(Extracted records)
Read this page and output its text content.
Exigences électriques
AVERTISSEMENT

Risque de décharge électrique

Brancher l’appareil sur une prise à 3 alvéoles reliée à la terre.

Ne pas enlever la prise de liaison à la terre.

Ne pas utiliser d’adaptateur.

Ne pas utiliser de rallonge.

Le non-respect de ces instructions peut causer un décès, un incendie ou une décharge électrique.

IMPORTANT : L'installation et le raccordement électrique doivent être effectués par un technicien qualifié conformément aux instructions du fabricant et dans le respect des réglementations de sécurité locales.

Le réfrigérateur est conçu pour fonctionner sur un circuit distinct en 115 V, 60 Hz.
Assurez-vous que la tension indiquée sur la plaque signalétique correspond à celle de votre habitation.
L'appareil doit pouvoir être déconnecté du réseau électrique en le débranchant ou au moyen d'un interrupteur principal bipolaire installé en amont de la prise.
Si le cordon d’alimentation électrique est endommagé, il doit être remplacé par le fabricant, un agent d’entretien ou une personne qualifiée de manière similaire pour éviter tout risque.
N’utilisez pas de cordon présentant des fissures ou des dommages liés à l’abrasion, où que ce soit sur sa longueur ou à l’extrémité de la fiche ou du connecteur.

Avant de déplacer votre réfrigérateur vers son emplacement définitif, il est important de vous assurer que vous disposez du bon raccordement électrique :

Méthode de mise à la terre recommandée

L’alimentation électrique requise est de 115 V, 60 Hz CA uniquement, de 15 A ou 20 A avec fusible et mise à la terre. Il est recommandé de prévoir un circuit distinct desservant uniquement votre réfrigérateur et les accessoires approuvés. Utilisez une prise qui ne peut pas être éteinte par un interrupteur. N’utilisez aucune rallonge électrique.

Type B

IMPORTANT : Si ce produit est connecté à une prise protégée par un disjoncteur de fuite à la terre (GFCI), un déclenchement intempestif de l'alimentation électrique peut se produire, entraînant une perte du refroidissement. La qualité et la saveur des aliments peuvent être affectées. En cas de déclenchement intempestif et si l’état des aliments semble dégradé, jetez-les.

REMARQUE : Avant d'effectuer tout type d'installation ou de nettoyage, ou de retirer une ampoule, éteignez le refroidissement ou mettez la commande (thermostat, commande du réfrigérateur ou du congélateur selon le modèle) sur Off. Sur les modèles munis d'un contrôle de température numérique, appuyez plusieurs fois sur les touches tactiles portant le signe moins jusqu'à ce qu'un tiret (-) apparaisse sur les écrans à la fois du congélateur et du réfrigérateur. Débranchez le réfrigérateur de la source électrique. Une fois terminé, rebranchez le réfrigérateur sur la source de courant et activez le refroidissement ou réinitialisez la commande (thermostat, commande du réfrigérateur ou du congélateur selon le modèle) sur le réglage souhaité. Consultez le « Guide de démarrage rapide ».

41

WHAT IS REQUIRED -> Please repeat the material above, word for word and in full.

PROBLEM SOLUTION ->
Read this page and output its text content.
Exigences électriques
AVERTISSEMENT

Risque de décharge électrique

Brancher l’appareil sur une prise à 3 alvéoles reliée à la terre.

Ne pas enlever la prise de liaison à la terre.

Ne pas utiliser d’adaptateur.

Ne pas utiliser de rallonge.

Le non-respect de ces instructions peut causer un décès, un incendie ou une décharge électrique.

IMPORTANT : L'installation et le raccordement électrique doivent être effectués par un technicien qualifié conformément aux instructions du fabricant et dans le respect des réglementations de sécurité locales.

Le réfrigérateur est conçu pour fonctionner sur un circuit distinct en 115 V, 60 Hz.
Assurez-vous que la tension indiquée sur la plaque signalétique correspond à celle de votre habitation.
L'appareil doit pouvoir être déconnecté du réseau électrique en le débranchant ou au moyen d'un interrupteur principal bipolaire installé en amont de la prise.
Si le cordon d’alimentation électrique est endommagé, il doit être remplacé par le fabricant, un agent d’entretien ou une personne qualifiée de manière similaire pour éviter tout risque.
N’utilisez pas de cordon présentant des fissures ou des dommages liés à l’abrasion, où que ce soit sur sa longueur ou à l’extrémité de la fiche ou du connecteur.

Avant de déplacer votre réfrigérateur vers son emplacement définitif, il est important de vous assurer que vous disposez du bon raccordement électrique :

Méthode de mise à la terre recommandée

L’alimentation électrique requise est de 115 V, 60 Hz CA uniquement, de 15 A ou 20 A avec fusible et mise à la terre. Il est recommandé de prévoir un circuit distinct desservant uniquement votre réfrigérateur et les accessoires approuvés. Utilisez une prise qui ne peut pas être éteinte par un interrupteur. N’utilisez aucune rallonge électrique.

Type B

IMPORTANT : Si ce produit est connecté à une prise protégée par un disjoncteur de fuite à la terre (GFCI), un déclenchement intempestif de l'alimentation électrique peut se produire, entraînant une perte du refroidissement. La qualité et la saveur des aliments peuvent être affectées. En cas de déclenchement intempestif et si l’état des aliments semble dégradé, jetez-les.

REMARQUE : Avant d'effectuer tout type d'installation ou de nettoyage, ou de retirer une ampoule, éteignez le refroidissement ou mettez la commande (thermostat, commande du réfrigérateur ou du congélateur selon le modèle) sur Off. Sur les modèles munis d'un contrôle de température numérique, appuyez plusieurs fois sur les touches tactiles portant le signe moins jusqu'à ce qu'un tiret (-) apparaisse sur les écrans à la fois du congélateur et du réfrigérateur. Débranchez le réfrigérateur de la source électrique. Une fois terminé, rebranchez le réfrigérateur sur la source de courant et activez le refroidissement ou réinitialisez la commande (thermostat, commande du réfrigérateur ou du congélateur selon le modèle) sur le réglage souhaité. Consultez le « Guide de démarrage rapide ».

41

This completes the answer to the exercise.